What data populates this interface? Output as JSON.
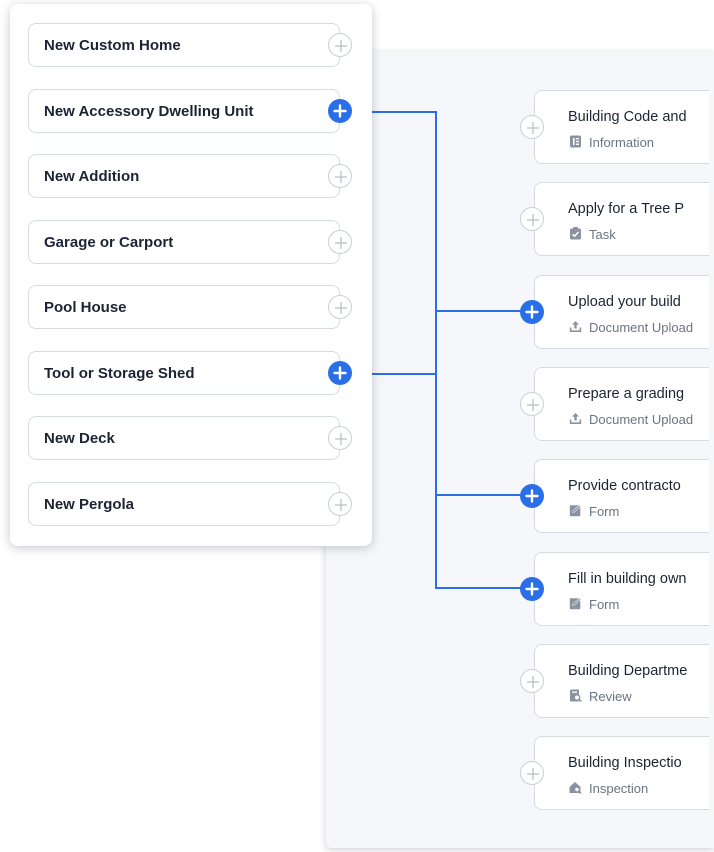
{
  "project_types": [
    {
      "label": "New Custom Home",
      "active": false
    },
    {
      "label": "New Accessory Dwelling Unit",
      "active": true
    },
    {
      "label": "New Addition",
      "active": false
    },
    {
      "label": "Garage or Carport",
      "active": false
    },
    {
      "label": "Pool House",
      "active": false
    },
    {
      "label": "Tool or Storage Shed",
      "active": true
    },
    {
      "label": "New Deck",
      "active": false
    },
    {
      "label": "New Pergola",
      "active": false
    }
  ],
  "steps": [
    {
      "title": "Building Code and",
      "type": "Information",
      "icon": "information-icon",
      "active": false
    },
    {
      "title": "Apply for a Tree P",
      "type": "Task",
      "icon": "task-icon",
      "active": false
    },
    {
      "title": "Upload your build",
      "type": "Document Upload",
      "icon": "upload-icon",
      "active": true
    },
    {
      "title": "Prepare a grading",
      "type": "Document Upload",
      "icon": "upload-icon",
      "active": false
    },
    {
      "title": "Provide contracto",
      "type": "Form",
      "icon": "form-icon",
      "active": true
    },
    {
      "title": "Fill in building own",
      "type": "Form",
      "icon": "form-icon",
      "active": true
    },
    {
      "title": "Building Departme",
      "type": "Review",
      "icon": "review-icon",
      "active": false
    },
    {
      "title": "Building Inspectio",
      "type": "Inspection",
      "icon": "inspection-icon",
      "active": false
    }
  ],
  "colors": {
    "accent": "#2a6ee8",
    "border": "#d6dbe3",
    "text": "#1c2433",
    "muted": "#6b7482",
    "panel": "#f5f7fa"
  }
}
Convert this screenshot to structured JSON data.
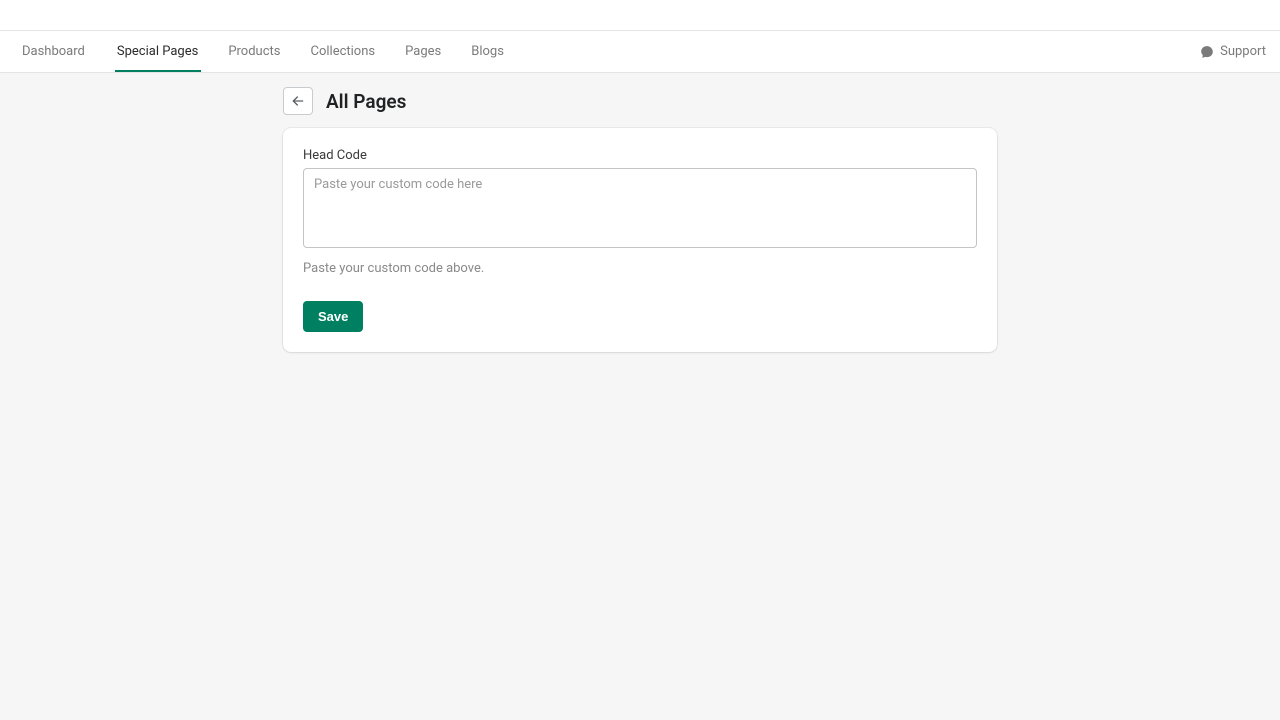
{
  "nav": {
    "tabs": [
      {
        "label": "Dashboard",
        "active": false
      },
      {
        "label": "Special Pages",
        "active": true
      },
      {
        "label": "Products",
        "active": false
      },
      {
        "label": "Collections",
        "active": false
      },
      {
        "label": "Pages",
        "active": false
      },
      {
        "label": "Blogs",
        "active": false
      }
    ],
    "support_label": "Support"
  },
  "page": {
    "title": "All Pages"
  },
  "form": {
    "head_code_label": "Head Code",
    "head_code_placeholder": "Paste your custom code here",
    "head_code_value": "",
    "head_code_help": "Paste your custom code above.",
    "save_label": "Save"
  }
}
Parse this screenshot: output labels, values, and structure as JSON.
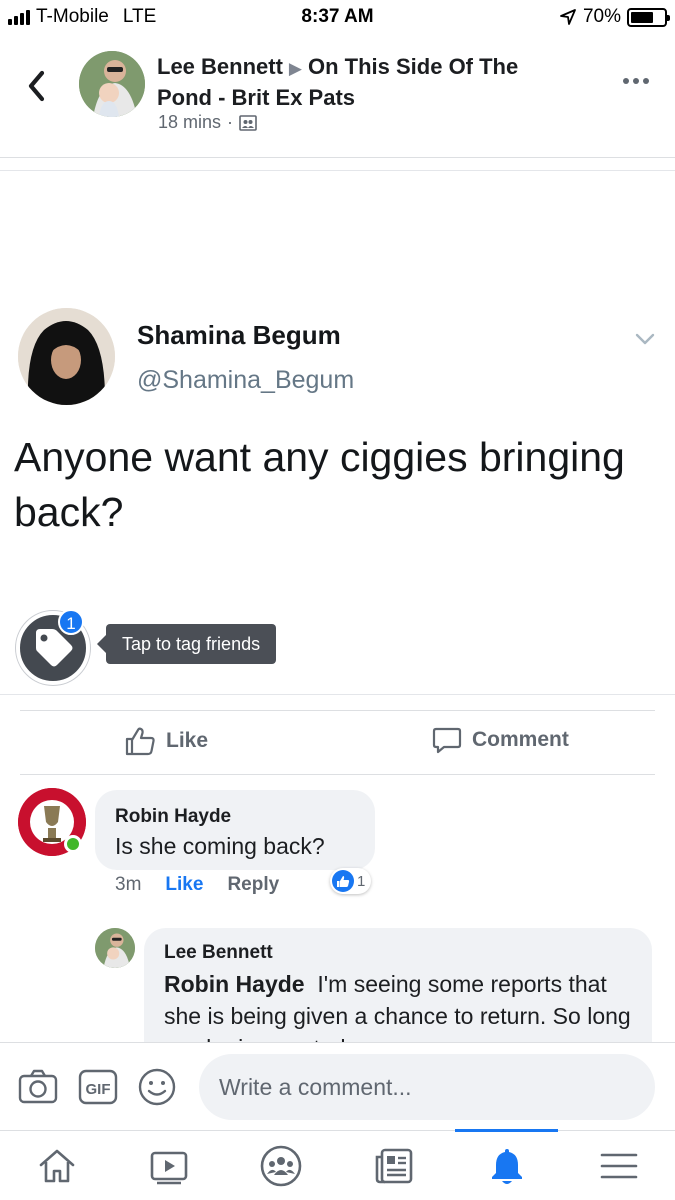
{
  "status_bar": {
    "carrier": "T-Mobile",
    "network": "LTE",
    "time": "8:37 AM",
    "battery_percent": "70%",
    "battery_level": 0.7,
    "signal_icon": "signal-bars-icon",
    "location_icon": "location-arrow-icon"
  },
  "post_header": {
    "author": "Lee Bennett",
    "group": "On This Side Of The Pond - Brit Ex Pats",
    "time": "18 mins",
    "audience_icon": "group-audience-icon"
  },
  "tweet": {
    "name": "Shamina Begum",
    "handle": "@Shamina_Begum",
    "text": "Anyone want any ciggies bringing back?"
  },
  "tag": {
    "badge_count": "1",
    "tooltip": "Tap to tag friends"
  },
  "actions": {
    "like_label": "Like",
    "comment_label": "Comment"
  },
  "comments": [
    {
      "author": "Robin Hayde",
      "text": "Is she coming back?",
      "time": "3m",
      "like_label": "Like",
      "reply_label": "Reply",
      "reaction_count": "1"
    },
    {
      "author": "Lee Bennett",
      "mention": "Robin Hayde",
      "text": "I'm seeing some reports that she is being given a chance to return. So long as she is arrested up on"
    }
  ],
  "composer": {
    "placeholder": "Write a comment..."
  },
  "bottom_nav": {
    "items": [
      "home-icon",
      "video-icon",
      "groups-icon",
      "news-feed-icon",
      "notifications-icon",
      "menu-icon"
    ],
    "active": "notifications-icon"
  },
  "colors": {
    "accent": "#1877f2",
    "text": "#1c1e21",
    "muted": "#606770",
    "bubble": "#f0f2f5",
    "online": "#42b72a"
  }
}
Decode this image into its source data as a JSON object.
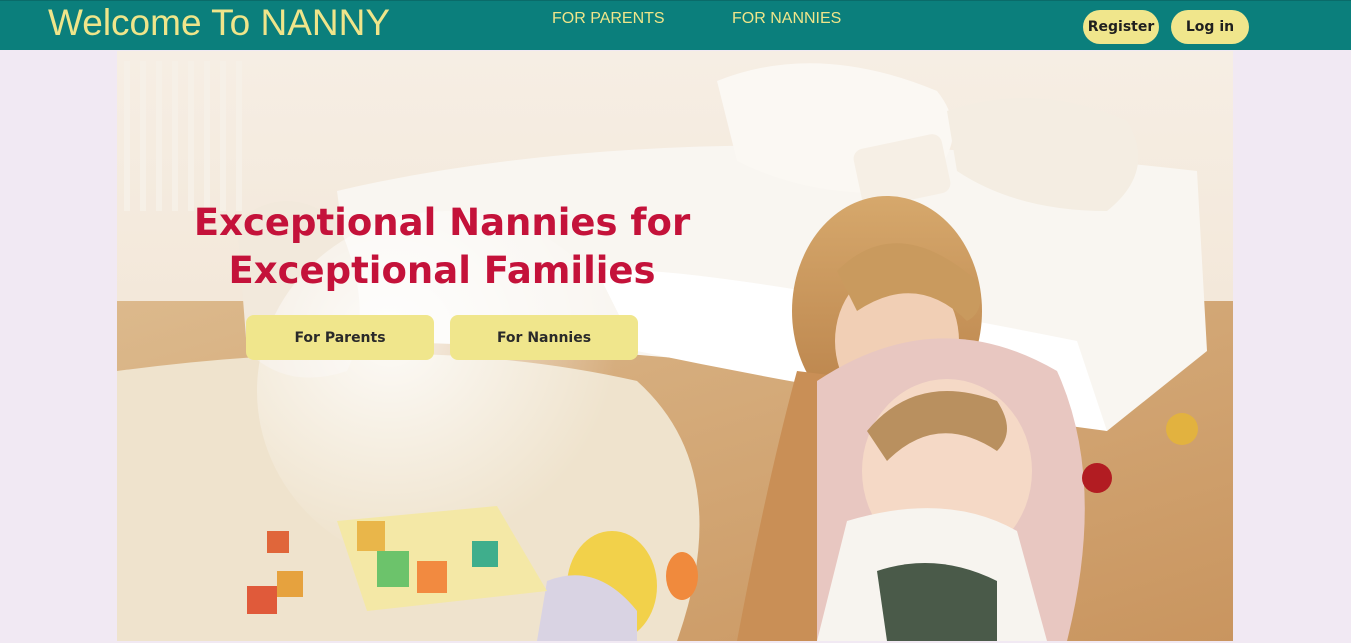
{
  "header": {
    "brand": "Welcome To NANNY",
    "nav": [
      {
        "label": "FOR PARENTS"
      },
      {
        "label": "FOR NANNIES"
      }
    ],
    "register_label": "Register",
    "login_label": "Log in"
  },
  "hero": {
    "headline_line1": "Exceptional Nannies for",
    "headline_line2": "Exceptional Families",
    "buttons": [
      {
        "label": "For Parents"
      },
      {
        "label": "For Nannies"
      }
    ]
  },
  "colors": {
    "header_bg": "#0b7f7c",
    "brand_text": "#efe58a",
    "accent_button": "#f0e68c",
    "headline": "#c4123a",
    "page_bg": "#f1e9f3"
  }
}
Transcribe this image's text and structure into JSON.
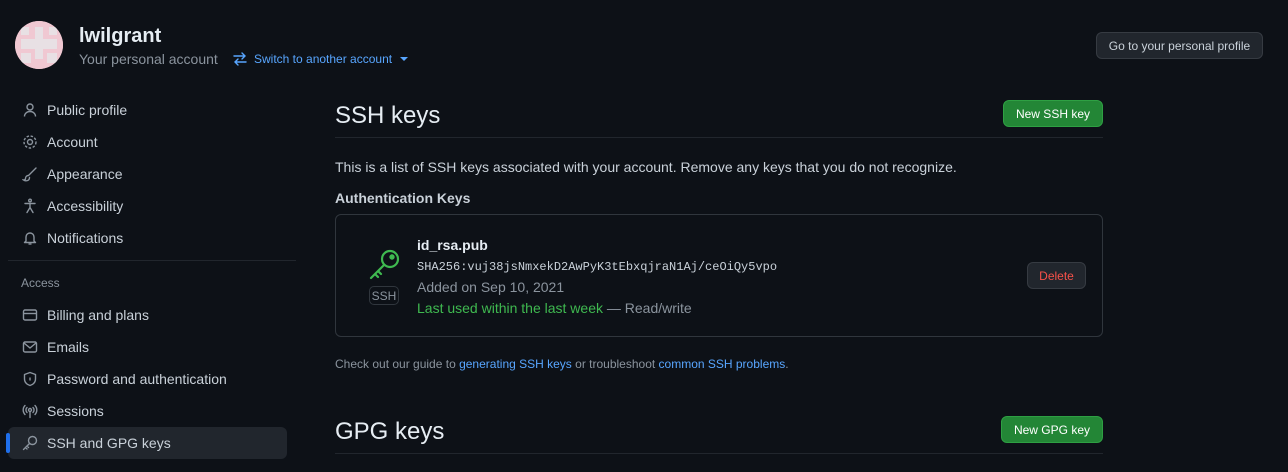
{
  "header": {
    "username": "lwilgrant",
    "account_type": "Your personal account",
    "switch_account": "Switch to another account",
    "profile_button": "Go to your personal profile"
  },
  "sidebar": {
    "items": [
      {
        "label": "Public profile",
        "icon": "person-icon"
      },
      {
        "label": "Account",
        "icon": "gear-icon"
      },
      {
        "label": "Appearance",
        "icon": "paintbrush-icon"
      },
      {
        "label": "Accessibility",
        "icon": "accessibility-icon"
      },
      {
        "label": "Notifications",
        "icon": "bell-icon"
      }
    ],
    "access_section": "Access",
    "access_items": [
      {
        "label": "Billing and plans",
        "icon": "credit-card-icon"
      },
      {
        "label": "Emails",
        "icon": "mail-icon"
      },
      {
        "label": "Password and authentication",
        "icon": "shield-lock-icon"
      },
      {
        "label": "Sessions",
        "icon": "broadcast-icon"
      },
      {
        "label": "SSH and GPG keys",
        "icon": "key-icon",
        "selected": true
      }
    ]
  },
  "ssh": {
    "title": "SSH keys",
    "new_button": "New SSH key",
    "description": "This is a list of SSH keys associated with your account. Remove any keys that you do not recognize.",
    "auth_heading": "Authentication Keys",
    "key": {
      "type_label": "SSH",
      "name": "id_rsa.pub",
      "fingerprint": "SHA256:vuj38jsNmxekD2AwPyK3tEbxqjraN1Aj/ceOiQy5vpo",
      "added": "Added on Sep 10, 2021",
      "last_used": "Last used within the last week",
      "access": " — Read/write",
      "delete_button": "Delete"
    },
    "guide": {
      "prefix": "Check out our guide to ",
      "link1": "generating SSH keys",
      "middle": " or troubleshoot ",
      "link2": "common SSH problems",
      "suffix": "."
    }
  },
  "gpg": {
    "title": "GPG keys",
    "new_button": "New GPG key"
  },
  "colors": {
    "background": "#0d1117",
    "accent": "#58a6ff",
    "green_button": "#238636",
    "danger": "#f85149",
    "success_text": "#3fb950"
  }
}
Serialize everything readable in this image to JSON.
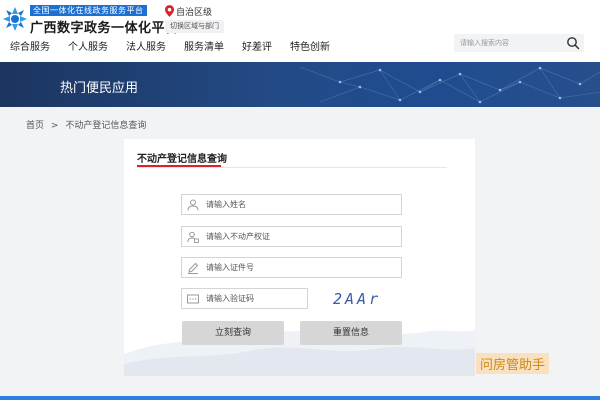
{
  "header": {
    "logo_tagline": "全国一体化在线政务服务平台",
    "logo_title": "广西数字政务一体化平台",
    "region_name": "自治区级",
    "region_switch": "切换区域与部门"
  },
  "nav": {
    "items": [
      "综合服务",
      "个人服务",
      "法人服务",
      "服务清单",
      "好差评",
      "特色创新"
    ]
  },
  "search": {
    "placeholder": "请输入搜索内容"
  },
  "banner": {
    "title": "热门便民应用"
  },
  "breadcrumb": {
    "home": "首页",
    "separator": ">",
    "current": "不动产登记信息查询"
  },
  "form": {
    "title": "不动产登记信息查询",
    "name_placeholder": "请输入姓名",
    "cert_placeholder": "请输入不动产权证",
    "id_placeholder": "请输入证件号",
    "captcha_placeholder": "请输入验证码",
    "captcha_value": "2AAr",
    "submit_label": "立刻查询",
    "reset_label": "重置信息"
  },
  "watermark": {
    "text": "问房管助手"
  },
  "colors": {
    "accent_blue": "#1d6fd1",
    "title_underline": "#d9222a",
    "banner_dark": "#1b3560",
    "bottom_bar": "#2f7fe0"
  },
  "icons": {
    "logo": "gov-logo-icon",
    "location": "location-pin-icon",
    "search": "search-icon",
    "name_field": "user-icon",
    "cert_field": "certificate-user-icon",
    "id_field": "pen-icon",
    "captcha_field": "captcha-icon"
  }
}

→ GOAL
State how many lines include the string "Bennett". Give no other information.

→ WRITTEN SOLUTION
2